Entries supplied:
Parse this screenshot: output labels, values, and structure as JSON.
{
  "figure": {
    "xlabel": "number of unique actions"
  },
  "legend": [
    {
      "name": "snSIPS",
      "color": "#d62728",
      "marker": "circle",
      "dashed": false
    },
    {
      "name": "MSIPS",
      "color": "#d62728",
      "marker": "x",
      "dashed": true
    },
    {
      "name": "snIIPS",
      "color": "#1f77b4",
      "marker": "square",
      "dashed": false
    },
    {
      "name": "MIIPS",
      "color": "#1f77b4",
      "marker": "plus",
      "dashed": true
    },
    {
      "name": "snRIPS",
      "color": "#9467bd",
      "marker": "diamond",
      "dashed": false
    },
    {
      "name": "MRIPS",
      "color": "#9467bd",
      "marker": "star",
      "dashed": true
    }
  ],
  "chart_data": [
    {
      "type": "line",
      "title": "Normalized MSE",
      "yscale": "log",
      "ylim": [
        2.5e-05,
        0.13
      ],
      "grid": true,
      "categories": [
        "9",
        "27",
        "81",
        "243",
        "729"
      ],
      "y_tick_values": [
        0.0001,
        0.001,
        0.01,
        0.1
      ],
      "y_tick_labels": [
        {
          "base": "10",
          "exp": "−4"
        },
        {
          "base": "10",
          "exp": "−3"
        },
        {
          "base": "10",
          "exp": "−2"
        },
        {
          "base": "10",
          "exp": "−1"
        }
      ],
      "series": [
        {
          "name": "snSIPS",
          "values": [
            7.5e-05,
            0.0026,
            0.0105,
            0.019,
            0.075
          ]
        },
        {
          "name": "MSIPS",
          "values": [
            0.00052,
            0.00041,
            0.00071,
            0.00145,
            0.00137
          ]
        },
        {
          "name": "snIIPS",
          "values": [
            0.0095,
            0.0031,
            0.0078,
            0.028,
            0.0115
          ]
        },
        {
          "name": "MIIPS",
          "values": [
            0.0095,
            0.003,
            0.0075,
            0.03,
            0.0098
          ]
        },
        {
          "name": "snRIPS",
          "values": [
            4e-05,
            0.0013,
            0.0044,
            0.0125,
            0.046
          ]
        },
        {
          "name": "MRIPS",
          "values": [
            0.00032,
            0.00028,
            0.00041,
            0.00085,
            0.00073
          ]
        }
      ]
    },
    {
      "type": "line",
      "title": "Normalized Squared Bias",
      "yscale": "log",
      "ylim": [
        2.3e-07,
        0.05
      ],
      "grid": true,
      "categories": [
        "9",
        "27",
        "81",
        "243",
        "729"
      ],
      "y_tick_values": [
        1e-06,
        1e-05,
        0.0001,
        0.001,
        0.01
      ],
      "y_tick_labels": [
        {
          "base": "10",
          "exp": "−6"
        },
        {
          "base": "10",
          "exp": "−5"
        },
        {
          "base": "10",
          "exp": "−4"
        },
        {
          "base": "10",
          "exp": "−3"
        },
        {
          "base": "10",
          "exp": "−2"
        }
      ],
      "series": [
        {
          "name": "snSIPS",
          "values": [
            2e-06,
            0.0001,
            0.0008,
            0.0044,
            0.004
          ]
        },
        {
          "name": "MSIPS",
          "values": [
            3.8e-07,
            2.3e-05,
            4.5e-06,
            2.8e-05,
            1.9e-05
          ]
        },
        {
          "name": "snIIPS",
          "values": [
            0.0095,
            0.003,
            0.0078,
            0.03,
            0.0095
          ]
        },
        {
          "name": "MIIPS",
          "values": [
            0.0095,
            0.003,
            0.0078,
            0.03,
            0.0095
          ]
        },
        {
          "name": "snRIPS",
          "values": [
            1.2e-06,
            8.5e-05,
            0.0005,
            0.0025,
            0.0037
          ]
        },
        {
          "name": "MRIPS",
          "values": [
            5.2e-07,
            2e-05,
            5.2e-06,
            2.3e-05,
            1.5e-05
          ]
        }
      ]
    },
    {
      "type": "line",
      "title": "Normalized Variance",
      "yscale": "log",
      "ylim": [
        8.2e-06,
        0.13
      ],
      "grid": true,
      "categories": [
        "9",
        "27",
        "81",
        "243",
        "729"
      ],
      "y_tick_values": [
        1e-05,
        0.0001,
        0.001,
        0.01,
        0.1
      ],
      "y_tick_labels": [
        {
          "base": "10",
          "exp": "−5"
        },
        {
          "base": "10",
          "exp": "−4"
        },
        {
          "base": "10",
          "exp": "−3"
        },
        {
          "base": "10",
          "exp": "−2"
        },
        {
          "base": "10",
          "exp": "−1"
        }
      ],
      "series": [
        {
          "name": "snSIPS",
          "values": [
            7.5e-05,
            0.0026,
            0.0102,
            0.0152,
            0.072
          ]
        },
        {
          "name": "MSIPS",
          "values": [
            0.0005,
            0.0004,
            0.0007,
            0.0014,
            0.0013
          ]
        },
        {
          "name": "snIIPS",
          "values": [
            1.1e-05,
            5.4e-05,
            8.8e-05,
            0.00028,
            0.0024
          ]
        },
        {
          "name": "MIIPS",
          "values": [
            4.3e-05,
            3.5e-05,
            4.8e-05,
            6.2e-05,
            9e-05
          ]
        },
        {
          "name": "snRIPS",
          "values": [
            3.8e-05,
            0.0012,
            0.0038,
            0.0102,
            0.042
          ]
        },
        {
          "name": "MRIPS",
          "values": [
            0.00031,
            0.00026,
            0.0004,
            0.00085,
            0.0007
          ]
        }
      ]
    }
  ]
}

The exercise: Nothing should be changed: write out all of the data as is.

Output of the exercise:
Parse this screenshot: output labels, values, and structure as JSON.
{
  "figure": {
    "xlabel": "number of unique actions"
  },
  "legend": [
    {
      "name": "snSIPS",
      "color": "#d62728",
      "marker": "circle",
      "dashed": false
    },
    {
      "name": "MSIPS",
      "color": "#d62728",
      "marker": "x",
      "dashed": true
    },
    {
      "name": "snIIPS",
      "color": "#1f77b4",
      "marker": "square",
      "dashed": false
    },
    {
      "name": "MIIPS",
      "color": "#1f77b4",
      "marker": "plus",
      "dashed": true
    },
    {
      "name": "snRIPS",
      "color": "#9467bd",
      "marker": "diamond",
      "dashed": false
    },
    {
      "name": "MRIPS",
      "color": "#9467bd",
      "marker": "star",
      "dashed": true
    }
  ],
  "chart_data": [
    {
      "type": "line",
      "title": "Normalized MSE",
      "yscale": "log",
      "ylim": [
        2.5e-05,
        0.13
      ],
      "grid": true,
      "categories": [
        "9",
        "27",
        "81",
        "243",
        "729"
      ],
      "y_tick_values": [
        0.0001,
        0.001,
        0.01,
        0.1
      ],
      "y_tick_labels": [
        {
          "base": "10",
          "exp": "−4"
        },
        {
          "base": "10",
          "exp": "−3"
        },
        {
          "base": "10",
          "exp": "−2"
        },
        {
          "base": "10",
          "exp": "−1"
        }
      ],
      "series": [
        {
          "name": "snSIPS",
          "values": [
            7.5e-05,
            0.0026,
            0.0105,
            0.019,
            0.075
          ]
        },
        {
          "name": "MSIPS",
          "values": [
            0.00052,
            0.00041,
            0.00071,
            0.00145,
            0.00137
          ]
        },
        {
          "name": "snIIPS",
          "values": [
            0.0095,
            0.0031,
            0.0078,
            0.028,
            0.0115
          ]
        },
        {
          "name": "MIIPS",
          "values": [
            0.0095,
            0.003,
            0.0075,
            0.03,
            0.0098
          ]
        },
        {
          "name": "snRIPS",
          "values": [
            4e-05,
            0.0013,
            0.0044,
            0.0125,
            0.046
          ]
        },
        {
          "name": "MRIPS",
          "values": [
            0.00032,
            0.00028,
            0.00041,
            0.00085,
            0.00073
          ]
        }
      ]
    },
    {
      "type": "line",
      "title": "Normalized Squared Bias",
      "yscale": "log",
      "ylim": [
        2.3e-07,
        0.05
      ],
      "grid": true,
      "categories": [
        "9",
        "27",
        "81",
        "243",
        "729"
      ],
      "y_tick_values": [
        1e-06,
        1e-05,
        0.0001,
        0.001,
        0.01
      ],
      "y_tick_labels": [
        {
          "base": "10",
          "exp": "−6"
        },
        {
          "base": "10",
          "exp": "−5"
        },
        {
          "base": "10",
          "exp": "−4"
        },
        {
          "base": "10",
          "exp": "−3"
        },
        {
          "base": "10",
          "exp": "−2"
        }
      ],
      "series": [
        {
          "name": "snSIPS",
          "values": [
            2e-06,
            0.0001,
            0.0008,
            0.0044,
            0.004
          ]
        },
        {
          "name": "MSIPS",
          "values": [
            3.8e-07,
            2.3e-05,
            4.5e-06,
            2.8e-05,
            1.9e-05
          ]
        },
        {
          "name": "snIIPS",
          "values": [
            0.0095,
            0.003,
            0.0078,
            0.03,
            0.0095
          ]
        },
        {
          "name": "MIIPS",
          "values": [
            0.0095,
            0.003,
            0.0078,
            0.03,
            0.0095
          ]
        },
        {
          "name": "snRIPS",
          "values": [
            1.2e-06,
            8.5e-05,
            0.0005,
            0.0025,
            0.0037
          ]
        },
        {
          "name": "MRIPS",
          "values": [
            5.2e-07,
            2e-05,
            5.2e-06,
            2.3e-05,
            1.5e-05
          ]
        }
      ]
    },
    {
      "type": "line",
      "title": "Normalized Variance",
      "yscale": "log",
      "ylim": [
        8.2e-06,
        0.13
      ],
      "grid": true,
      "categories": [
        "9",
        "27",
        "81",
        "243",
        "729"
      ],
      "y_tick_values": [
        1e-05,
        0.0001,
        0.001,
        0.01,
        0.1
      ],
      "y_tick_labels": [
        {
          "base": "10",
          "exp": "−5"
        },
        {
          "base": "10",
          "exp": "−4"
        },
        {
          "base": "10",
          "exp": "−3"
        },
        {
          "base": "10",
          "exp": "−2"
        },
        {
          "base": "10",
          "exp": "−1"
        }
      ],
      "series": [
        {
          "name": "snSIPS",
          "values": [
            7.5e-05,
            0.0026,
            0.0102,
            0.0152,
            0.072
          ]
        },
        {
          "name": "MSIPS",
          "values": [
            0.0005,
            0.0004,
            0.0007,
            0.0014,
            0.0013
          ]
        },
        {
          "name": "snIIPS",
          "values": [
            1.1e-05,
            5.4e-05,
            8.8e-05,
            0.00028,
            0.0024
          ]
        },
        {
          "name": "MIIPS",
          "values": [
            4.3e-05,
            3.5e-05,
            4.8e-05,
            6.2e-05,
            9e-05
          ]
        },
        {
          "name": "snRIPS",
          "values": [
            3.8e-05,
            0.0012,
            0.0038,
            0.0102,
            0.042
          ]
        },
        {
          "name": "MRIPS",
          "values": [
            0.00031,
            0.00026,
            0.0004,
            0.00085,
            0.0007
          ]
        }
      ]
    }
  ]
}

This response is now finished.